→ **Text**
Each of the aforementioned material weaknesses in internal control over financial reporting resulted in more than a
remote likelihood that a material misstatement of the Company’s interim or annual financial statements would not
have been prevented or detected.
In our opinion, management’s assessment that CA, Inc. and subsidiaries did not maintain effective internal control
over financial reporting as of March 31, 2006, is fairly stated, in all material respects, based on criteria established in
Internal Control — Integrated Framework issued by COSO. Also, in our opinion, because of the effect of the
material weaknesses described above on the achievement of the objectives of the control criteria, CA, Inc. and
subsidiaries has not maintained effective internal control over financial reporting as of March 31, 2006, based on
criteria established in Internal Control — Integrated Framework issued by COSO.

→ **Spatial layout data**

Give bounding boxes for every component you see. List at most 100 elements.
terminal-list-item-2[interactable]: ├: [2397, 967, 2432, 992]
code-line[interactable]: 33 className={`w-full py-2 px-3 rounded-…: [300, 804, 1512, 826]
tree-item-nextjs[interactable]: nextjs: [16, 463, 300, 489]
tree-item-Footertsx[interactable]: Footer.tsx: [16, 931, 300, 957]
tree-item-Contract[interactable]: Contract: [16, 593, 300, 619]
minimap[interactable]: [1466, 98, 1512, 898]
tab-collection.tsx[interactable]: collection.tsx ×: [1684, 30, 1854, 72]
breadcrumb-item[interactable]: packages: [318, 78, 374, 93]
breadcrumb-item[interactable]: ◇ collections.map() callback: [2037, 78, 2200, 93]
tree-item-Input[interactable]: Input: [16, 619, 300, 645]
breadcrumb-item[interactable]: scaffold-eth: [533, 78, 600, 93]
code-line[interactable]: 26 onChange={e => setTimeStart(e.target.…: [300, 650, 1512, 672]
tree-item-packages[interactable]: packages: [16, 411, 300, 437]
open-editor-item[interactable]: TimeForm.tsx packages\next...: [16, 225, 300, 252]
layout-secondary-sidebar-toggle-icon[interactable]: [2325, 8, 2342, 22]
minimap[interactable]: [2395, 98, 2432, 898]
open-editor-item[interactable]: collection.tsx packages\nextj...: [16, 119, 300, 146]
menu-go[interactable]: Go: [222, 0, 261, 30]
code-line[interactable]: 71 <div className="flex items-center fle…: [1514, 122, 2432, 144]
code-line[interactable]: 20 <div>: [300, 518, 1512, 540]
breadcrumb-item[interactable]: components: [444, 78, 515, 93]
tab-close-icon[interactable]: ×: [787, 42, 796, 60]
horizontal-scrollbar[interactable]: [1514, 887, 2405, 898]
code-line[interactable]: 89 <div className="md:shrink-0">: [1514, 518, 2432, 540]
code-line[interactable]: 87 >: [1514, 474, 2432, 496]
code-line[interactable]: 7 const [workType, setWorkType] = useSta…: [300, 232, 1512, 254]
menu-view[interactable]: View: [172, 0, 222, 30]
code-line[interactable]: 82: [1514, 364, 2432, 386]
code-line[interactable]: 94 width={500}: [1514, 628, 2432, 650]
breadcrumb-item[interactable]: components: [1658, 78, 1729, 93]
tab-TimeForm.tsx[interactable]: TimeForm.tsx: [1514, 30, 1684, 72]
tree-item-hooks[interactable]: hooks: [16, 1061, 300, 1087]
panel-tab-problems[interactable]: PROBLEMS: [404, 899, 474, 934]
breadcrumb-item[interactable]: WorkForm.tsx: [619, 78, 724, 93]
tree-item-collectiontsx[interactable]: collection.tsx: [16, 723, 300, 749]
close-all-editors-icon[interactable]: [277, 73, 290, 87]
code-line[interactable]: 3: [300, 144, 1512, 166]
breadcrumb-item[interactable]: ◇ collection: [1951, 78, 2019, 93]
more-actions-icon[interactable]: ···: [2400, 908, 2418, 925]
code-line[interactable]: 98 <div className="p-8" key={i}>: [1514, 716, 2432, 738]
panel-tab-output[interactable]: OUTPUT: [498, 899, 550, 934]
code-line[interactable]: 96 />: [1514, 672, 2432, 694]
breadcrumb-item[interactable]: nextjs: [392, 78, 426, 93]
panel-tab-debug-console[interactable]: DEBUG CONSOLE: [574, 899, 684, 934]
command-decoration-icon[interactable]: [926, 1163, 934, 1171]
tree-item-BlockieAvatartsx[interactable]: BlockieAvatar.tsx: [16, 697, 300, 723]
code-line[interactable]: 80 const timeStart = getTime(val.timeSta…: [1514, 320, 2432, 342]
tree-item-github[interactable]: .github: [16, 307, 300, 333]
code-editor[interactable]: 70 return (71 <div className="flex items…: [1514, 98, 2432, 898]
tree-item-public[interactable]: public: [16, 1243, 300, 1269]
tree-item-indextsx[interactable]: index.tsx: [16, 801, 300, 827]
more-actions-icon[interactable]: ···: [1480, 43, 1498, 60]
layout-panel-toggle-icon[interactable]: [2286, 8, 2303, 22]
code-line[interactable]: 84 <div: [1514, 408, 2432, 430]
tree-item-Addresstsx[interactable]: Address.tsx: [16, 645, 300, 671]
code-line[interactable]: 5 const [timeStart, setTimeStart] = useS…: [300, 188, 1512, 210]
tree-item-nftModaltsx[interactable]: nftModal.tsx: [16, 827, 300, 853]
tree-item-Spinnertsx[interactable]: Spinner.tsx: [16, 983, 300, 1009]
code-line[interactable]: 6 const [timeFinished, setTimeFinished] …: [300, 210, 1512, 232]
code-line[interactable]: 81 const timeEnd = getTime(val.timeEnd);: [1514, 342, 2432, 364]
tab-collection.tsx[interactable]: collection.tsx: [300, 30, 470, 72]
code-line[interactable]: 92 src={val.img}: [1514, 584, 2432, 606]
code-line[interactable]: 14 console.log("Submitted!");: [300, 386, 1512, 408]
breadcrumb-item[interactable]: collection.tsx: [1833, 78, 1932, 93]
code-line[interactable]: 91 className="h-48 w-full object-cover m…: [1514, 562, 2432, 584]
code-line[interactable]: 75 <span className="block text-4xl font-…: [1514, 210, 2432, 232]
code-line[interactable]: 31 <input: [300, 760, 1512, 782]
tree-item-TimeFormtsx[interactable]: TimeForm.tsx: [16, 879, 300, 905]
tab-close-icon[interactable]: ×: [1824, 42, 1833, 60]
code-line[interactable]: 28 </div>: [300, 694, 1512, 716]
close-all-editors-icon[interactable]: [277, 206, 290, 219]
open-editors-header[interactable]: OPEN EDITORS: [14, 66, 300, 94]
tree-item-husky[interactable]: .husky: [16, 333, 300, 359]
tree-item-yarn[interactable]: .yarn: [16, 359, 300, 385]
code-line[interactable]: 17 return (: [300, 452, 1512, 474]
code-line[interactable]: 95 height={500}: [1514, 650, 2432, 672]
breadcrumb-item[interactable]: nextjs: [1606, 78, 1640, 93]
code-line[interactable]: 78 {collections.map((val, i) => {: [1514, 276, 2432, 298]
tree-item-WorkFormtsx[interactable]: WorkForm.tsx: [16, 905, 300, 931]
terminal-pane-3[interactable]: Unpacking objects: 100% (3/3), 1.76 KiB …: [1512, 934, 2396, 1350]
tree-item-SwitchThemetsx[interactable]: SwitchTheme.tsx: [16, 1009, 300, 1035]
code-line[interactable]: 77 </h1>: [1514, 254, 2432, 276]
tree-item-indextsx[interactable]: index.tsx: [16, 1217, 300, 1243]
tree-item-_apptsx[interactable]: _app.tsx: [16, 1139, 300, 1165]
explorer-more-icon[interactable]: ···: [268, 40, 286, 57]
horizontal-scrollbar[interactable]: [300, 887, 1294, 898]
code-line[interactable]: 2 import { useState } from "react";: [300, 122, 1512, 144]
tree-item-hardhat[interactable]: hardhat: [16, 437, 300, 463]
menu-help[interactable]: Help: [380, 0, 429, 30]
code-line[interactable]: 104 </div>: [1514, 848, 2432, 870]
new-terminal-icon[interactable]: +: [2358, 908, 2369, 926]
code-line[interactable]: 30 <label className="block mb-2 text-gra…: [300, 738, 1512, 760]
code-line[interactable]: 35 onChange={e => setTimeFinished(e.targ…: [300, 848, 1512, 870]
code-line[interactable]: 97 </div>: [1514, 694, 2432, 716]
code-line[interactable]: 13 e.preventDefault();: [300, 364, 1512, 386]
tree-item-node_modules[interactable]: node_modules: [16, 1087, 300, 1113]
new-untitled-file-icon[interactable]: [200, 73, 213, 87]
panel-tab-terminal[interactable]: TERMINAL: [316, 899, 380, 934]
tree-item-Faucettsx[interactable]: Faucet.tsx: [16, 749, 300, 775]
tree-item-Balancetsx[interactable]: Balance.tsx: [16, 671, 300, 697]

→ **Aim A**
Based on the text on internal control, do these statements agree with it? (i) The text concludes that CA, Inc. and subsidiaries maintained effective internal control over financial reporting as of March 31, 2006. (ii) The criteria applied come from Internal Control — Integrated Framework issued by COSO. (iii) The material weaknesses resulted in more than a remote likelihood that a material misstatement would not have been prevented or detected. Answer yes or no for each and quote the deciding words.
→ **Aim B**
In the text on internal control, as of what date is CA, Inc.'s internal control over financial reporting judged?

→ **Solution A**
(i) No: "CA, Inc. and subsidiaries has not maintained effective internal control over financial reporting as of March 31, 2006"
(ii) Yes: "based on criteria established in Internal Control — Integrated Framework issued by COSO"
(iii) Yes: "resulted in more than a remote likelihood that a material misstatement of the Company’s interim or annual financial statements would not have been prevented or detected"

→ **Solution B**
March 31, 2006